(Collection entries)
______

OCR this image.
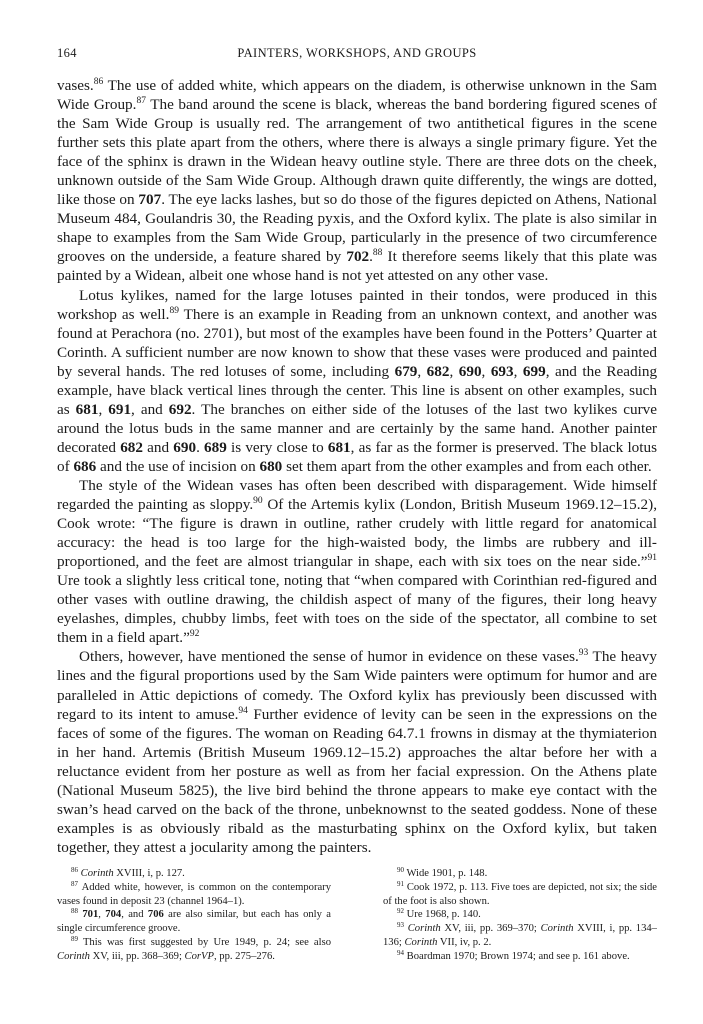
164	PAINTERS, WORKSHOPS, AND GROUPS

vases.$^{86}$ The use of added white, which appears on the diadem, is otherwise unknown in the Sam Wide Group.$^{87}$ The band around the scene is black, whereas the band bordering figured scenes of the Sam Wide Group is usually red. The arrangement of two antithetical figures in the scene further sets this plate apart from the others, where there is always a single primary figure. Yet the face of the sphinx is drawn in the Widean heavy outline style. There are three dots on the cheek, unknown outside of the Sam Wide Group. Although drawn quite differently, the wings are dotted, like those on 707. The eye lacks lashes, but so do those of the figures depicted on Athens, National Museum 484, Goulandris 30, the Reading pyxis, and the Oxford kylix. The plate is also similar in shape to examples from the Sam Wide Group, particularly in the presence of two circumference grooves on the underside, a feature shared by 702.88 It therefore seems likely that this plate was painted by a Widean, albeit one whose hand is not yet attested on any other vase.

Lotus kylikes, named for the large lotuses painted in their tondos, were produced in this workshop as well.$^{89}$ There is an example in Reading from an unknown context, and another was found at Perachora (no. 2701), but most of the examples have been found in the Potters’ Quarter at Corinth. A sufficient number are now known to show that these vases were produced and painted by several hands. The red lotuses of some, including 679, 682, 690, 693, 699, and the Reading example, have black vertical lines through the center. This line is absent on other examples, such as 681, 691, and 692. The branches on either side of the lotuses of the last two kylikes curve around the lotus buds in the same manner and are certainly by the same hand. Another painter decorated 682 and 690. 689 is very close to 681, as far as the former is preserved. The black lotus of 686 and the use of incision on 680 set them apart from the other examples and from each other.

The style of the Widean vases has often been described with disparagement. Wide himself regarded the painting as sloppy.$^{90}$ Of the Artemis kylix (London, British Museum 1969.12–15.2), Cook wrote: “The figure is drawn in outline, rather crudely with little regard for anatomical accuracy: the head is too large for the high-waisted body, the limbs are rubbery and ill-proportioned, and the feet are almost triangular in shape, each with six toes on the near side.”$^{91}$ Ure took a slightly less critical tone, noting that “when compared with Corinthian red-figured and other vases with outline drawing, the childish aspect of many of the figures, their long heavy eyelashes, dimples, chubby limbs, feet with toes on the side of the spectator, all combine to set them in a field apart.”$^{92}$

Others, however, have mentioned the sense of humor in evidence on these vases.$^{93}$ The heavy lines and the figural proportions used by the Sam Wide painters were optimum for humor and are paralleled in Attic depictions of comedy. The Oxford kylix has previously been discussed with regard to its intent to amuse.$^{94}$ Further evidence of levity can be seen in the expressions on the faces of some of the figures. The woman on Reading 64.7.1 frowns in dismay at the thymiaterion in her hand. Artemis (British Museum 1969.12–15.2) approaches the altar before her with a reluctance evident from her posture as well as from her facial expression. On the Athens plate (National Museum 5825), the live bird behind the throne appears to make eye contact with the swan’s head carved on the back of the throne, unbeknownst to the seated goddess. None of these examples is as obviously ribald as the masturbating sphinx on the Oxford kylix, but taken together, they attest a jocularity among the painters.

$^{86}$ Corinth XVIII, i, p. 127.

$^{87}$ Added white, however, is common on the contemporary vases found in deposit 23 (channel 1964–1).

$^{88}$ 701, 704, and 706 are also similar, but each has only a single circumference groove.

$^{89}$ This was first suggested by Ure 1949, p. 24; see also Corinth XV, iii, pp. 368–369; CorVP, pp. 275–276.

$^{90}$ Wide 1901, p. 148.

$^{91}$ Cook 1972, p. 113. Five toes are depicted, not six; the side of the foot is also shown.

$^{92}$ Ure 1968, p. 140.

$^{93}$ Corinth XV, iii, pp. 369–370; Corinth XVIII, i, pp. 134–136; Corinth VII, iv, p. 2.

$^{94}$ Boardman 1970; Brown 1974; and see p. 161 above.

______

## What you will do
Looking back at the lines above, state how many contain the word "similar", and supply nothing besides the number.

## Response to this task
2